■ 所示文本 ■
__________

烧伤中心在治疗坏死性软组织感染中的作用:一项全国性荷兰研究。

The Role of Burn Centers in the Treatment of Necrotizing Soft-Tissue Infections: A Nationwide Dutch Study.

机构信息

Burn Centre, Red Cross Hospital, Beverwijk, The Netherlands.

Association of Dutch Burn Centres, Beverwijk, The Netherlands.

出版信息

J Burn Care Res. 2023 Nov 2;44(6):1405-1412. doi: 10.1093/jbcr/irad073.

Abstract

Patients with extensive and complex wounds due to Necrotizing Soft-Tissue Infections (NSTI) may be referred to a burn center. This study describes the characteristics, outcomes, as well as diagnostic challenges of these patients. Patients admitted to three hospitals with a burn center for the treatment of NSTI in a 5-year period were included. Eighty patients (median age 54 years, 60% male) were identified, of whom 30 (38%) were referred by other centers, usually after survival of the initial septic phase. Those referred from other centers, compared to those primarily admitted to the study hospitals, were more likely to have group A streptococcal involvement (62% vs 35%, p = .02), larger wounds (median 7% vs 2% total body surface area, p < .001), and a longer length of stay (median 49 vs 22 days, p < .001). Despite a high incidence of septic shock (50%), the mortality rate was low (12%) for those primarily admitted. Approximately half (53%) of the patients were initially misdiagnosed upon presentation, which was associated with delay to first surgery (16 hours vs 4 hours, p < .001). Those initially misdiagnosed had more (severe) comorbidities, and less frequently reported pain or blue livid discoloration of the skin. This study underlines the burn centers' function as referral centers for extensively affected patients with NSTI. Besides the unique wound and reconstructive expertise, the low mortality rate indicates these centers provide adequate acute care as well. A major remaining challenge remains recognition of the disease upon presentation. Future studies in which factors associated with misdiagnosis are explored are needed.

__________

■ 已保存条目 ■
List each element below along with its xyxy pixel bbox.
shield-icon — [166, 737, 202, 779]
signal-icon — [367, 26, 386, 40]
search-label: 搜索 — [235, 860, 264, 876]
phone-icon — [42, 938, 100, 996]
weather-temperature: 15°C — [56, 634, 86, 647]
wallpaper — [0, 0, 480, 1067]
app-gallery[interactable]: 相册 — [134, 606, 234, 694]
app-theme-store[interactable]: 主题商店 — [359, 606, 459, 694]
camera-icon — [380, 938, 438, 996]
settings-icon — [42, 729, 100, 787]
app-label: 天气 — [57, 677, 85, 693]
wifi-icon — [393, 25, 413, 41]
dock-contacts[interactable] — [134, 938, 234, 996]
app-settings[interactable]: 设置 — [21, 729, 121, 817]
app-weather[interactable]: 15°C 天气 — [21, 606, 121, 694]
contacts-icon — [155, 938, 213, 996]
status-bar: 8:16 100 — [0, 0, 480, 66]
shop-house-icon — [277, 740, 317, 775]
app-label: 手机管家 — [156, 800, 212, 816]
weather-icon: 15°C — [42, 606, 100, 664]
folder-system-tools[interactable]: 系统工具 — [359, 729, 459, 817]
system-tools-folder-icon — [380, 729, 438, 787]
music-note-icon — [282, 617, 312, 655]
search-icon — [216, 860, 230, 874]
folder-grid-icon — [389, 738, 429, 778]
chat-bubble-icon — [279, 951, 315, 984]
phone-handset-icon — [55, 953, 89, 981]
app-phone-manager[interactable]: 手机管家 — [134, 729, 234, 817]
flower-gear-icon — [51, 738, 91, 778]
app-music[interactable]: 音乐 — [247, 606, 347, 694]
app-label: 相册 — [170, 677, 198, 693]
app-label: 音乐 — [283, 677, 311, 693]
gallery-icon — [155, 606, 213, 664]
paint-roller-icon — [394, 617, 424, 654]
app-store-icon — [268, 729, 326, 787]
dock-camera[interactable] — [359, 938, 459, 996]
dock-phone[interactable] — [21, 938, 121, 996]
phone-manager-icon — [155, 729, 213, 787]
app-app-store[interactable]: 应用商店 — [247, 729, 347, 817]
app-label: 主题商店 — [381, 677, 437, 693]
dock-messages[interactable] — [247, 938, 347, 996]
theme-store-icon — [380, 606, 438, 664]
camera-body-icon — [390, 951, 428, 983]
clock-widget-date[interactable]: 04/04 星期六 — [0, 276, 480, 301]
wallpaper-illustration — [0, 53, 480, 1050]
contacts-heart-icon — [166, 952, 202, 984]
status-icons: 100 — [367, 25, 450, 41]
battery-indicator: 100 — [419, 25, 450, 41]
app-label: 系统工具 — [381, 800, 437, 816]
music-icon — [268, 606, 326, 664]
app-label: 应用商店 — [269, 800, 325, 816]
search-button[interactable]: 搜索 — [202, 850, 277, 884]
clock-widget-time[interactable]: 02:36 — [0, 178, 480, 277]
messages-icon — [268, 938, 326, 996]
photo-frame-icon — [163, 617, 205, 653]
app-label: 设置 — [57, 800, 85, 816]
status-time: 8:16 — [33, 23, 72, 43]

__________

■ 探究材料 ■
a) 在坏死性软组织感染研究的摘要中，找出"referred from other centers"组与"primarily admitted to the study hospitals"组之间比较的全部指标。逐项写出两组数值和 p 值。
b) 接着坏死性软组织感染研究摘要的最后一句往下写。

■ 参考答案 ■
a)
- A组链球菌感染：62% vs 35%，p = .02
- 创面大小（中位数，总体表面积）：7% vs 2%，p < .001
- 住院时间（中位数）：49天 vs 22天，p < .001

b)
摘要

患有广泛而复杂的坏死性软组织感染(NSTI)伤口的患者可能会被转至烧伤中心。本研究描述了这些患者的特征、结局以及诊断挑战。纳入了在 5 年期间因 NSTI 被送至设有烧伤中心的 3 家医院的患者。共确定了 80 名患者(中位年龄 54 岁,60%为男性),其中 30 名(38%)由其他中心转来,通常是在初始脓毒症阶段存活后转来的。与主要收治于研究医院的患者相比,由其他中心转来的患者更可能存在 A 组链球菌感染(62% vs. 35%,p =.02)、更大的伤口(中位面积为 7% vs. 2%,总体表面积,p <.001)以及更长的住院时间(中位 49 天 vs. 22 天,p <.001)。尽管有 50%的患者发生了感染性休克,但主要收治于研究医院的患者的死亡率较低(12%)。约有一半(53%)的患者在就诊时最初被误诊,这与首次手术的延迟有关(16 小时 vs. 4 小时,p <.001)。最初被误诊的患者合并症更多(更严重),且较少报告疼痛或皮肤蓝紫色瘀斑。本研究强调了烧伤中心作为广泛受累的 NSTI 患者的转诊中心的作用。除了独特的伤口和重建专业知识外,低死亡率表明这些中心还提供了充足的急性护理。目前仍然存在的一个主要挑战是在就诊时识别这种疾病。需要开展进一步的研究来探索与误诊相关的因素。